**The task:** From the records below, extract all the text exactly and leave the images behind.

[Data items]
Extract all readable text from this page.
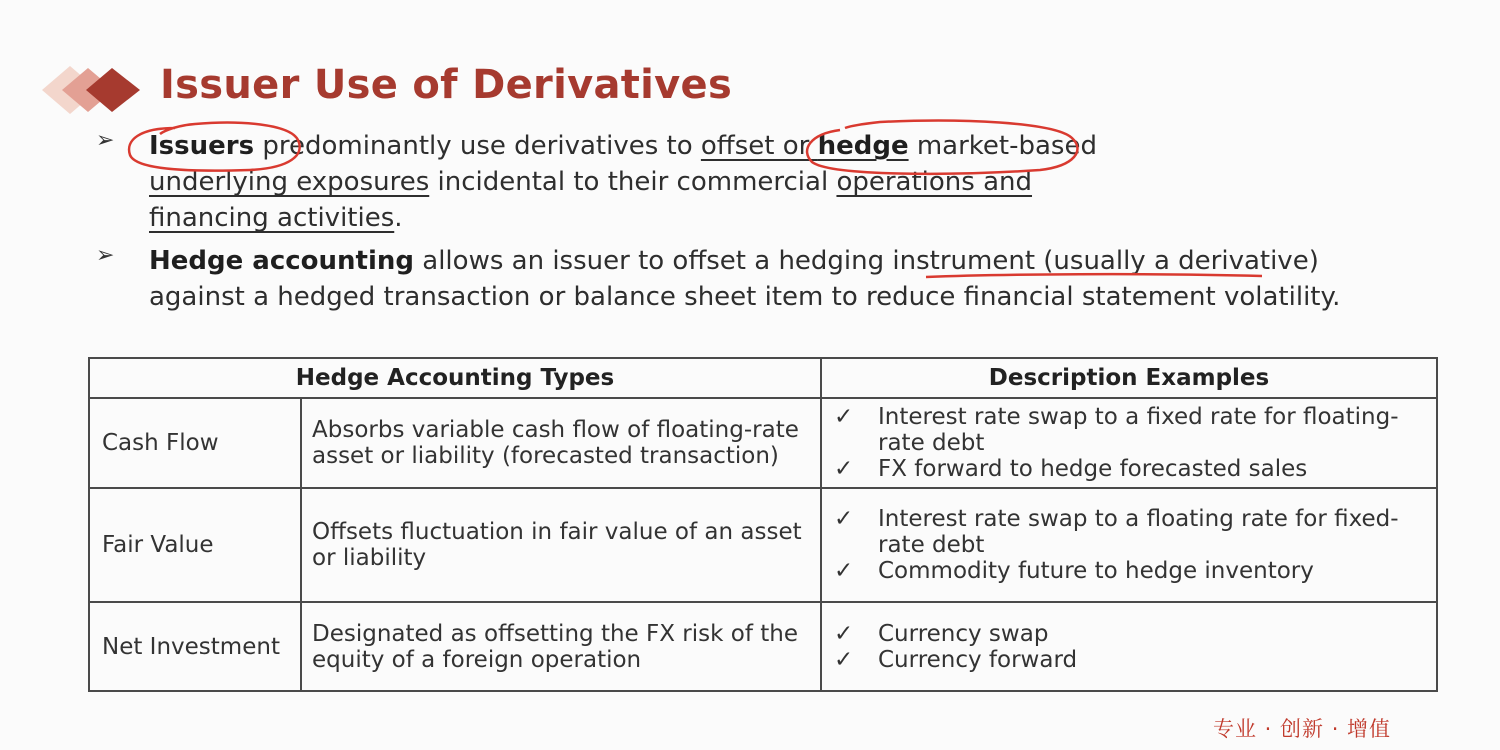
Issuer Use of Derivatives
➢ Issuers predominantly use derivatives to offset or hedge market-based
underlying exposures incidental to their commercial operations and
financing activities.
➢ Hedge accounting allows an issuer to offset a hedging instrument (usually a derivative) against a hedged transaction or balance sheet item to reduce financial statement volatility.
Hedge Accounting Types		Description Examples
Cash Flow	Absorbs variable cash flow of floating-rate asset or liability (forecasted transaction)	✓ Interest rate swap to a fixed rate for floating-rate debt
✓ FX forward to hedge forecasted sales

Fair Value	Offsets fluctuation in fair value of an asset or liability	✓ Interest rate swap to a floating rate for fixed-rate debt
✓ Commodity future to hedge inventory

Net Investment	Designated as offsetting the FX risk of the equity of a foreign operation	✓ Currency swap
✓ Currency forward
专业 · 创新 · 增值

**Answer to the task:**
Extract all readable text from this page.
Issuer Use of Derivatives
➢ Issuers predominantly use derivatives to offset or hedge market-based
underlying exposures incidental to their commercial operations and
financing activities.
➢ Hedge accounting allows an issuer to offset a hedging instrument (usually a derivative) against a hedged transaction or balance sheet item to reduce financial statement volatility.
Hedge Accounting Types		Description Examples
Cash Flow	Absorbs variable cash flow of floating-rate asset or liability (forecasted transaction)	✓ Interest rate swap to a fixed rate for floating-rate debt
✓ FX forward to hedge forecasted sales

Fair Value	Offsets fluctuation in fair value of an asset or liability	✓ Interest rate swap to a floating rate for fixed-rate debt
✓ Commodity future to hedge inventory

Net Investment	Designated as offsetting the FX risk of the equity of a foreign operation	✓ Currency swap
✓ Currency forward
专业 · 创新 · 增值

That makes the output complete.